Exercise — Answer with nothing but the number of lines that include the word "screenshot".

Stored data —
===============

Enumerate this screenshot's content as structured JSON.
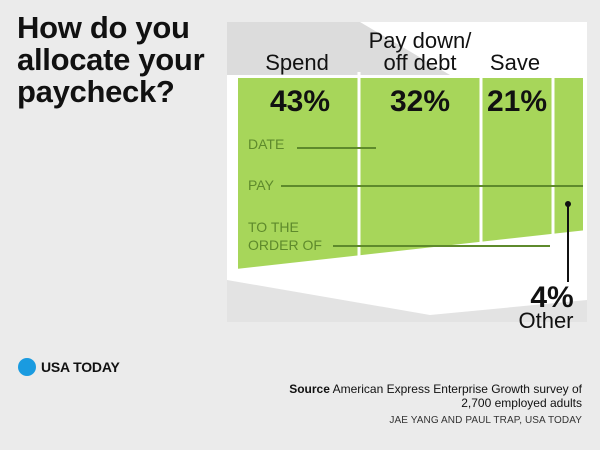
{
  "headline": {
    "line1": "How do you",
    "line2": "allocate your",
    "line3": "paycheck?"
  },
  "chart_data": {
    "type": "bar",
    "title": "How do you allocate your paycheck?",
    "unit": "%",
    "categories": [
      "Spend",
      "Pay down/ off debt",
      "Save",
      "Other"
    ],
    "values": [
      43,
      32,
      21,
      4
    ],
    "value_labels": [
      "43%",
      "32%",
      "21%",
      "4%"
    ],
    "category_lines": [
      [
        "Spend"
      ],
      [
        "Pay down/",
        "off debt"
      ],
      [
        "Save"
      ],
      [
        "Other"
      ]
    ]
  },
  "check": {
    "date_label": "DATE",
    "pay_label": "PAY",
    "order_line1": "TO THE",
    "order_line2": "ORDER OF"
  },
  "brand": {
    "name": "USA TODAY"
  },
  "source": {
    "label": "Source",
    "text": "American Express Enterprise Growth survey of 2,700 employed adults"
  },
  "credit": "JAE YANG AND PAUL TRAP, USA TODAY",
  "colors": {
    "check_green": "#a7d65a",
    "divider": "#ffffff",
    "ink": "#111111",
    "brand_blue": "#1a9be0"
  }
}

===============

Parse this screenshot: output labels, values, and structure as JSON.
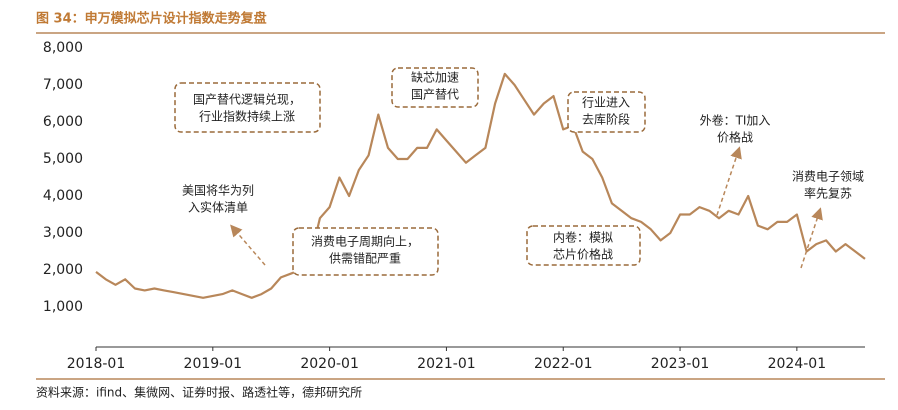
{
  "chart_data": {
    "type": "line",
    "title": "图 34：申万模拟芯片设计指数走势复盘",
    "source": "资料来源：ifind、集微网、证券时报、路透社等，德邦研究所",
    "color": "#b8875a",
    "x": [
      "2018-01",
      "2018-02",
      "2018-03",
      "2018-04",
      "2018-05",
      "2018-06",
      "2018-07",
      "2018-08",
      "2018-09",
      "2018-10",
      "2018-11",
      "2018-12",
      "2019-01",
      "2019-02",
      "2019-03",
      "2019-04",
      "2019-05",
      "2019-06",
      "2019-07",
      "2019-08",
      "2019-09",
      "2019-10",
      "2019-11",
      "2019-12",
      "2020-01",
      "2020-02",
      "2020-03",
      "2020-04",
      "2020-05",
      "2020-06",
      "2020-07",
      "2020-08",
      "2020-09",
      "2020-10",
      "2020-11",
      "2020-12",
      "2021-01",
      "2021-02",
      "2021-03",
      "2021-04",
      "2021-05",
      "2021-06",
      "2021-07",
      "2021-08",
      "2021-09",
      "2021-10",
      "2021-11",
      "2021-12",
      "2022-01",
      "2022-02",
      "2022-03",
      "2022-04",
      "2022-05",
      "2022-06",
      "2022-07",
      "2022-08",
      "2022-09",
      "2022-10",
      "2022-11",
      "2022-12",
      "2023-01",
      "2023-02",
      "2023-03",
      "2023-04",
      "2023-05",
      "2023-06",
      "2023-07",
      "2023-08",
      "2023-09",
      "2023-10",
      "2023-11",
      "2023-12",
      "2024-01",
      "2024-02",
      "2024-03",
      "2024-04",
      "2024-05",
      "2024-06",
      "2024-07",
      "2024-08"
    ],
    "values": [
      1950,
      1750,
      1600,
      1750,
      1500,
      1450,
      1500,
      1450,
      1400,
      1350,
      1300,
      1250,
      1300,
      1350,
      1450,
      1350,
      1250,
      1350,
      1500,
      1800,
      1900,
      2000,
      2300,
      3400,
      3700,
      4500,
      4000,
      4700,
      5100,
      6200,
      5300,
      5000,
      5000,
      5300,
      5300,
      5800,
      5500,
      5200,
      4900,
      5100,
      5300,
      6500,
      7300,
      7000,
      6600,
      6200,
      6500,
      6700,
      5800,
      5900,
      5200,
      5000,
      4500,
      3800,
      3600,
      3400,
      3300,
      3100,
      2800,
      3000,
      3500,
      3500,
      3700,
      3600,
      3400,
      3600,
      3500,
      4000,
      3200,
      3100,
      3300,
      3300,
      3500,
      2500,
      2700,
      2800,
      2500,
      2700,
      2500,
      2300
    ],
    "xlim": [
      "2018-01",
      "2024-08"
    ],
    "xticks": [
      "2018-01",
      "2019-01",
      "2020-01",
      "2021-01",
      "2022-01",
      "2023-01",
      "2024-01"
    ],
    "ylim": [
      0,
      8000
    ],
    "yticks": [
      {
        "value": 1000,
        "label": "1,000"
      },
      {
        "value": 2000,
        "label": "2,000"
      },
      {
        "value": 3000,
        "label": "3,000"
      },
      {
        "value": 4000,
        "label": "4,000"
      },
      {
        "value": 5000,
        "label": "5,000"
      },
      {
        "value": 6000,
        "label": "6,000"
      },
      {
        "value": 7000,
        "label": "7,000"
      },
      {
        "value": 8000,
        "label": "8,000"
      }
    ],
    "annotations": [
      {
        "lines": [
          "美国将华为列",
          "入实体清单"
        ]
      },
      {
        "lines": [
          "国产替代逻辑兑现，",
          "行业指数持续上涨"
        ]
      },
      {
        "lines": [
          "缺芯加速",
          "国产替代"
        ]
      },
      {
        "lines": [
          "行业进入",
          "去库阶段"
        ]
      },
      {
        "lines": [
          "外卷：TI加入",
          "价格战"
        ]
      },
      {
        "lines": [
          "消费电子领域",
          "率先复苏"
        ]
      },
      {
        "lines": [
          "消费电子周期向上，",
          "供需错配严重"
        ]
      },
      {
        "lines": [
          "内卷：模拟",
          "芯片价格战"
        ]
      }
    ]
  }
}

===============

Full response — 2